┌────────

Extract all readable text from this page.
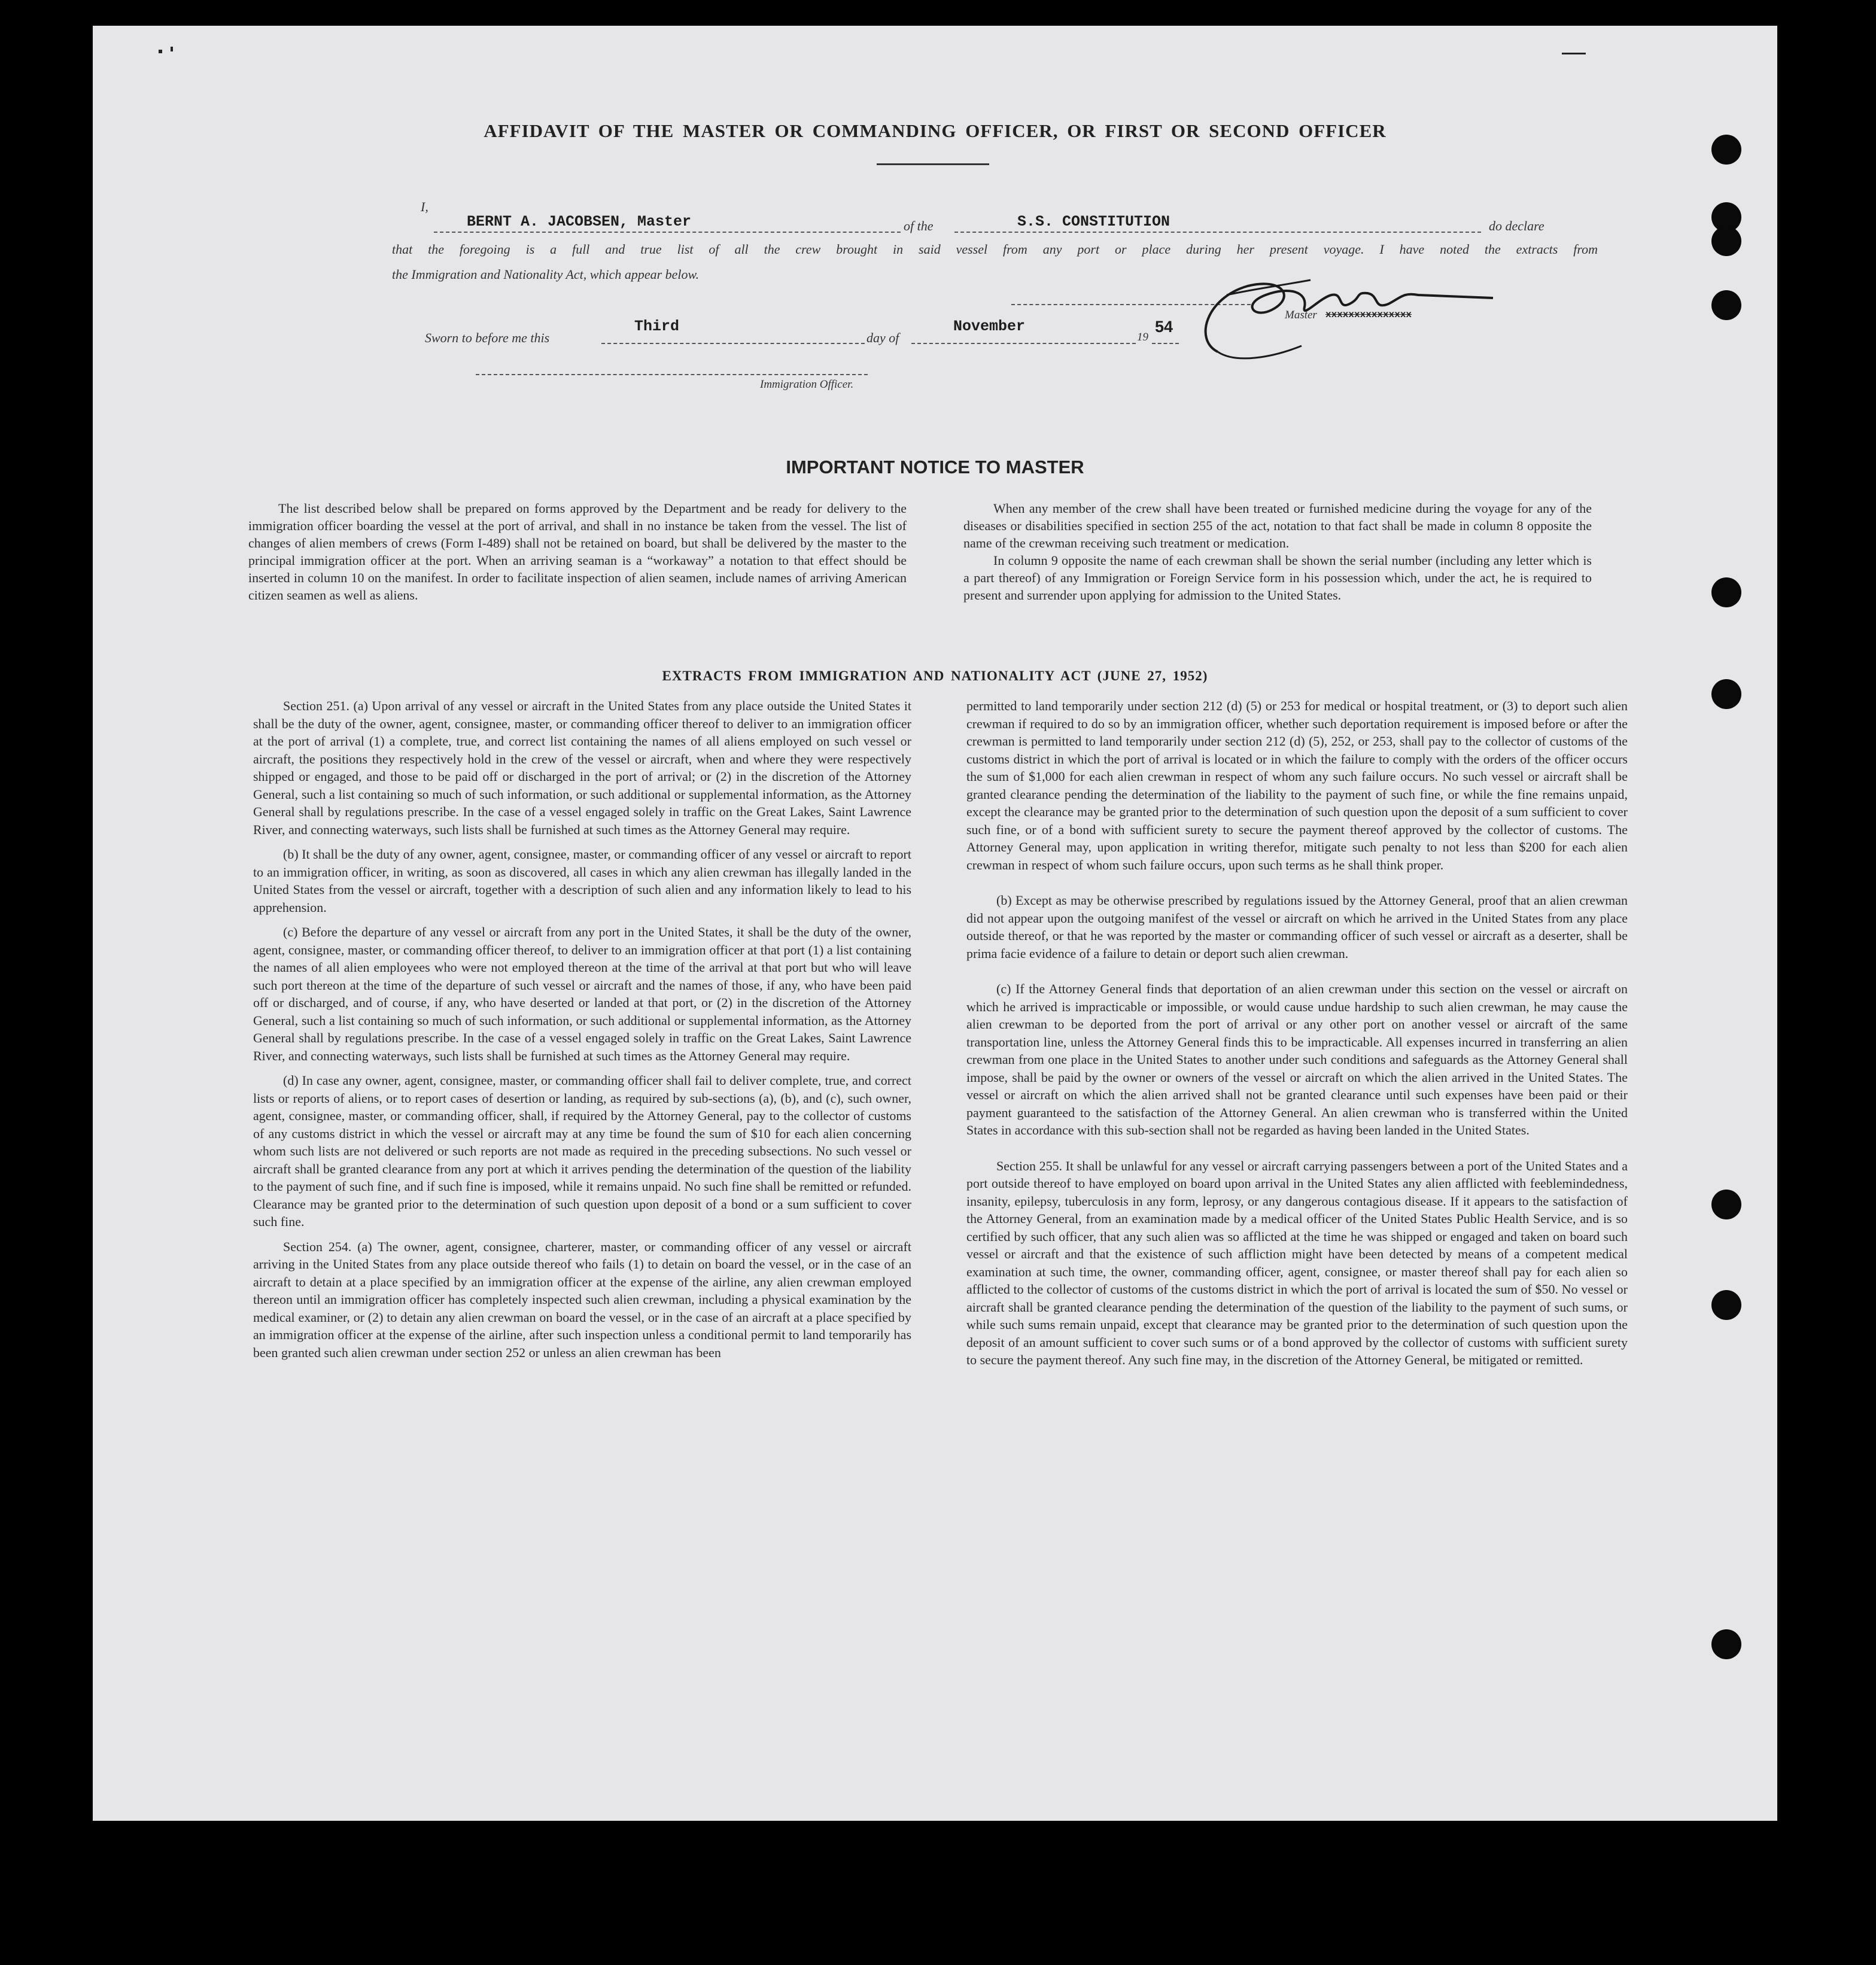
AFFIDAVIT OF THE MASTER OR COMMANDING OFFICER, OR FIRST OR SECOND OFFICER
I,
BERNT A. JACOBSEN, Master	of the	S.S. CONSTITUTION	do declare
that the foregoing is a full and true list of all the crew brought in said vessel from any port or place during her present voyage. I have noted the extracts from
the Immigration and Nationality Act, which appear below.
Master xxxxxxxxxxxxxxx
Sworn to before me this
Third
day of
November
19
54
Immigration Officer.
IMPORTANT NOTICE TO MASTER

The list described below shall be prepared on forms approved by the Department and be ready for delivery to the immigration officer boarding the vessel at the port of arrival, and shall in no instance be taken from the vessel. The list of changes of alien members of crews (Form I-489) shall not be retained on board, but shall be delivered by the master to the principal immigration officer at the port. When an arriving seaman is a “workaway” a notation to that effect should be inserted in column 10 on the manifest. In order to facilitate inspection of alien seamen, include names of arriving American citizen seamen as well as aliens.

When any member of the crew shall have been treated or furnished medicine during the voyage for any of the diseases or disabilities specified in section 255 of the act, notation to that fact shall be made in column 8 opposite the name of the crewman receiving such treatment or medication.

In column 9 opposite the name of each crewman shall be shown the serial number (including any letter which is a part thereof) of any Immigration or Foreign Service form in his possession which, under the act, he is required to present and surrender upon applying for admission to the United States.

EXTRACTS FROM IMMIGRATION AND NATIONALITY ACT (JUNE 27, 1952)

Section 251. (a) Upon arrival of any vessel or aircraft in the United States from any place outside the United States it shall be the duty of the owner, agent, consignee, master, or commanding officer thereof to deliver to an immigration officer at the port of arrival (1) a complete, true, and correct list containing the names of all aliens employed on such vessel or aircraft, the positions they respectively hold in the crew of the vessel or aircraft, when and where they were respectively shipped or engaged, and those to be paid off or discharged in the port of arrival; or (2) in the discretion of the Attorney General, such a list containing so much of such information, or such additional or supplemental information, as the Attorney General shall by regulations prescribe. In the case of a vessel engaged solely in traffic on the Great Lakes, Saint Lawrence River, and connecting waterways, such lists shall be furnished at such times as the Attorney General may require.

(b) It shall be the duty of any owner, agent, consignee, master, or commanding officer of any vessel or aircraft to report to an immigration officer, in writing, as soon as discovered, all cases in which any alien crewman has illegally landed in the United States from the vessel or aircraft, together with a description of such alien and any information likely to lead to his apprehension.

(c) Before the departure of any vessel or aircraft from any port in the United States, it shall be the duty of the owner, agent, consignee, master, or commanding officer thereof, to deliver to an immigration officer at that port (1) a list containing the names of all alien employees who were not employed thereon at the time of the arrival at that port but who will leave such port thereon at the time of the departure of such vessel or aircraft and the names of those, if any, who have been paid off or discharged, and of course, if any, who have deserted or landed at that port, or (2) in the discretion of the Attorney General, such a list containing so much of such information, or such additional or supplemental information, as the Attorney General shall by regulations prescribe. In the case of a vessel engaged solely in traffic on the Great Lakes, Saint Lawrence River, and connecting waterways, such lists shall be furnished at such times as the Attorney General may require.

(d) In case any owner, agent, consignee, master, or commanding officer shall fail to deliver complete, true, and correct lists or reports of aliens, or to report cases of desertion or landing, as required by sub-sections (a), (b), and (c), such owner, agent, consignee, master, or commanding officer, shall, if required by the Attorney General, pay to the collector of customs of any customs district in which the vessel or aircraft may at any time be found the sum of $10 for each alien concerning whom such lists are not delivered or such reports are not made as required in the preceding subsections. No such vessel or aircraft shall be granted clearance from any port at which it arrives pending the determination of the question of the liability to the payment of such fine, and if such fine is imposed, while it remains unpaid. No such fine shall be remitted or refunded. Clearance may be granted prior to the determination of such question upon deposit of a bond or a sum sufficient to cover such fine.

Section 254. (a) The owner, agent, consignee, charterer, master, or commanding officer of any vessel or aircraft arriving in the United States from any place outside thereof who fails (1) to detain on board the vessel, or in the case of an aircraft to detain at a place specified by an immigration officer at the expense of the airline, any alien crewman employed thereon until an immigration officer has completely inspected such alien crewman, including a physical examination by the medical examiner, or (2) to detain any alien crewman on board the vessel, or in the case of an aircraft at a place specified by an immigration officer at the expense of the airline, after such inspection unless a conditional permit to land temporarily has been granted such alien crewman under section 252 or unless an alien crewman has been

permitted to land temporarily under section 212 (d) (5) or 253 for medical or hospital treatment, or (3) to deport such alien crewman if required to do so by an immigration officer, whether such deportation requirement is imposed before or after the crewman is permitted to land temporarily under section 212 (d) (5), 252, or 253, shall pay to the collector of customs of the customs district in which the port of arrival is located or in which the failure to comply with the orders of the officer occurs the sum of $1,000 for each alien crewman in respect of whom any such failure occurs. No such vessel or aircraft shall be granted clearance pending the determination of the liability to the payment of such fine, or while the fine remains unpaid, except the clearance may be granted prior to the determination of such question upon the deposit of a sum sufficient to cover such fine, or of a bond with sufficient surety to secure the payment thereof approved by the collector of customs. The Attorney General may, upon application in writing therefor, mitigate such penalty to not less than $200 for each alien crewman in respect of whom such failure occurs, upon such terms as he shall think proper.

(b) Except as may be otherwise prescribed by regulations issued by the Attorney General, proof that an alien crewman did not appear upon the outgoing manifest of the vessel or aircraft on which he arrived in the United States from any place outside thereof, or that he was reported by the master or commanding officer of such vessel or aircraft as a deserter, shall be prima facie evidence of a failure to detain or deport such alien crewman.

(c) If the Attorney General finds that deportation of an alien crewman under this section on the vessel or aircraft on which he arrived is impracticable or impossible, or would cause undue hardship to such alien crewman, he may cause the alien crewman to be deported from the port of arrival or any other port on another vessel or aircraft of the same transportation line, unless the Attorney General finds this to be impracticable. All expenses incurred in transferring an alien crewman from one place in the United States to another under such conditions and safeguards as the Attorney General shall impose, shall be paid by the owner or owners of the vessel or aircraft on which the alien arrived in the United States. The vessel or aircraft on which the alien arrived shall not be granted clearance until such expenses have been paid or their payment guaranteed to the satisfaction of the Attorney General. An alien crewman who is transferred within the United States in accordance with this sub-section shall not be regarded as having been landed in the United States.

Section 255. It shall be unlawful for any vessel or aircraft carrying passengers between a port of the United States and a port outside thereof to have employed on board upon arrival in the United States any alien afflicted with feeblemindedness, insanity, epilepsy, tuberculosis in any form, leprosy, or any dangerous contagious disease. If it appears to the satisfaction of the Attorney General, from an examination made by a medical officer of the United States Public Health Service, and is so certified by such officer, that any such alien was so afflicted at the time he was shipped or engaged and taken on board such vessel or aircraft and that the existence of such affliction might have been detected by means of a competent medical examination at such time, the owner, commanding officer, agent, consignee, or master thereof shall pay for each alien so afflicted to the collector of customs of the customs district in which the port of arrival is located the sum of $50. No vessel or aircraft shall be granted clearance pending the determination of the question of the liability to the payment of such sums, or while such sums remain unpaid, except that clearance may be granted prior to the determination of such question upon the deposit of an amount sufficient to cover such sums or of a bond approved by the collector of customs with sufficient surety to secure the payment thereof. Any such fine may, in the discretion of the Attorney General, be mitigated or remitted.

└────────

Task: Leaving out the pictures, repeat the data above exactly.

Exercise result:
Extract all readable text from this page.
AFFIDAVIT OF THE MASTER OR COMMANDING OFFICER, OR FIRST OR SECOND OFFICER
I,
BERNT A. JACOBSEN, Master	of the	S.S. CONSTITUTION	do declare
that the foregoing is a full and true list of all the crew brought in said vessel from any port or place during her present voyage. I have noted the extracts from
the Immigration and Nationality Act, which appear below.
Master xxxxxxxxxxxxxxx
Sworn to before me this
Third
day of
November
19
54
Immigration Officer.
IMPORTANT NOTICE TO MASTER

The list described below shall be prepared on forms approved by the Department and be ready for delivery to the immigration officer boarding the vessel at the port of arrival, and shall in no instance be taken from the vessel. The list of changes of alien members of crews (Form I-489) shall not be retained on board, but shall be delivered by the master to the principal immigration officer at the port. When an arriving seaman is a “workaway” a notation to that effect should be inserted in column 10 on the manifest. In order to facilitate inspection of alien seamen, include names of arriving American citizen seamen as well as aliens.

When any member of the crew shall have been treated or furnished medicine during the voyage for any of the diseases or disabilities specified in section 255 of the act, notation to that fact shall be made in column 8 opposite the name of the crewman receiving such treatment or medication.

In column 9 opposite the name of each crewman shall be shown the serial number (including any letter which is a part thereof) of any Immigration or Foreign Service form in his possession which, under the act, he is required to present and surrender upon applying for admission to the United States.

EXTRACTS FROM IMMIGRATION AND NATIONALITY ACT (JUNE 27, 1952)

Section 251. (a) Upon arrival of any vessel or aircraft in the United States from any place outside the United States it shall be the duty of the owner, agent, consignee, master, or commanding officer thereof to deliver to an immigration officer at the port of arrival (1) a complete, true, and correct list containing the names of all aliens employed on such vessel or aircraft, the positions they respectively hold in the crew of the vessel or aircraft, when and where they were respectively shipped or engaged, and those to be paid off or discharged in the port of arrival; or (2) in the discretion of the Attorney General, such a list containing so much of such information, or such additional or supplemental information, as the Attorney General shall by regulations prescribe. In the case of a vessel engaged solely in traffic on the Great Lakes, Saint Lawrence River, and connecting waterways, such lists shall be furnished at such times as the Attorney General may require.

(b) It shall be the duty of any owner, agent, consignee, master, or commanding officer of any vessel or aircraft to report to an immigration officer, in writing, as soon as discovered, all cases in which any alien crewman has illegally landed in the United States from the vessel or aircraft, together with a description of such alien and any information likely to lead to his apprehension.

(c) Before the departure of any vessel or aircraft from any port in the United States, it shall be the duty of the owner, agent, consignee, master, or commanding officer thereof, to deliver to an immigration officer at that port (1) a list containing the names of all alien employees who were not employed thereon at the time of the arrival at that port but who will leave such port thereon at the time of the departure of such vessel or aircraft and the names of those, if any, who have been paid off or discharged, and of course, if any, who have deserted or landed at that port, or (2) in the discretion of the Attorney General, such a list containing so much of such information, or such additional or supplemental information, as the Attorney General shall by regulations prescribe. In the case of a vessel engaged solely in traffic on the Great Lakes, Saint Lawrence River, and connecting waterways, such lists shall be furnished at such times as the Attorney General may require.

(d) In case any owner, agent, consignee, master, or commanding officer shall fail to deliver complete, true, and correct lists or reports of aliens, or to report cases of desertion or landing, as required by sub-sections (a), (b), and (c), such owner, agent, consignee, master, or commanding officer, shall, if required by the Attorney General, pay to the collector of customs of any customs district in which the vessel or aircraft may at any time be found the sum of $10 for each alien concerning whom such lists are not delivered or such reports are not made as required in the preceding subsections. No such vessel or aircraft shall be granted clearance from any port at which it arrives pending the determination of the question of the liability to the payment of such fine, and if such fine is imposed, while it remains unpaid. No such fine shall be remitted or refunded. Clearance may be granted prior to the determination of such question upon deposit of a bond or a sum sufficient to cover such fine.

Section 254. (a) The owner, agent, consignee, charterer, master, or commanding officer of any vessel or aircraft arriving in the United States from any place outside thereof who fails (1) to detain on board the vessel, or in the case of an aircraft to detain at a place specified by an immigration officer at the expense of the airline, any alien crewman employed thereon until an immigration officer has completely inspected such alien crewman, including a physical examination by the medical examiner, or (2) to detain any alien crewman on board the vessel, or in the case of an aircraft at a place specified by an immigration officer at the expense of the airline, after such inspection unless a conditional permit to land temporarily has been granted such alien crewman under section 252 or unless an alien crewman has been

permitted to land temporarily under section 212 (d) (5) or 253 for medical or hospital treatment, or (3) to deport such alien crewman if required to do so by an immigration officer, whether such deportation requirement is imposed before or after the crewman is permitted to land temporarily under section 212 (d) (5), 252, or 253, shall pay to the collector of customs of the customs district in which the port of arrival is located or in which the failure to comply with the orders of the officer occurs the sum of $1,000 for each alien crewman in respect of whom any such failure occurs. No such vessel or aircraft shall be granted clearance pending the determination of the liability to the payment of such fine, or while the fine remains unpaid, except the clearance may be granted prior to the determination of such question upon the deposit of a sum sufficient to cover such fine, or of a bond with sufficient surety to secure the payment thereof approved by the collector of customs. The Attorney General may, upon application in writing therefor, mitigate such penalty to not less than $200 for each alien crewman in respect of whom such failure occurs, upon such terms as he shall think proper.

(b) Except as may be otherwise prescribed by regulations issued by the Attorney General, proof that an alien crewman did not appear upon the outgoing manifest of the vessel or aircraft on which he arrived in the United States from any place outside thereof, or that he was reported by the master or commanding officer of such vessel or aircraft as a deserter, shall be prima facie evidence of a failure to detain or deport such alien crewman.

(c) If the Attorney General finds that deportation of an alien crewman under this section on the vessel or aircraft on which he arrived is impracticable or impossible, or would cause undue hardship to such alien crewman, he may cause the alien crewman to be deported from the port of arrival or any other port on another vessel or aircraft of the same transportation line, unless the Attorney General finds this to be impracticable. All expenses incurred in transferring an alien crewman from one place in the United States to another under such conditions and safeguards as the Attorney General shall impose, shall be paid by the owner or owners of the vessel or aircraft on which the alien arrived in the United States. The vessel or aircraft on which the alien arrived shall not be granted clearance until such expenses have been paid or their payment guaranteed to the satisfaction of the Attorney General. An alien crewman who is transferred within the United States in accordance with this sub-section shall not be regarded as having been landed in the United States.

Section 255. It shall be unlawful for any vessel or aircraft carrying passengers between a port of the United States and a port outside thereof to have employed on board upon arrival in the United States any alien afflicted with feeblemindedness, insanity, epilepsy, tuberculosis in any form, leprosy, or any dangerous contagious disease. If it appears to the satisfaction of the Attorney General, from an examination made by a medical officer of the United States Public Health Service, and is so certified by such officer, that any such alien was so afflicted at the time he was shipped or engaged and taken on board such vessel or aircraft and that the existence of such affliction might have been detected by means of a competent medical examination at such time, the owner, commanding officer, agent, consignee, or master thereof shall pay for each alien so afflicted to the collector of customs of the customs district in which the port of arrival is located the sum of $50. No vessel or aircraft shall be granted clearance pending the determination of the question of the liability to the payment of such sums, or while such sums remain unpaid, except that clearance may be granted prior to the determination of such question upon the deposit of an amount sufficient to cover such sums or of a bond approved by the collector of customs with sufficient surety to secure the payment thereof. Any such fine may, in the discretion of the Attorney General, be mitigated or remitted.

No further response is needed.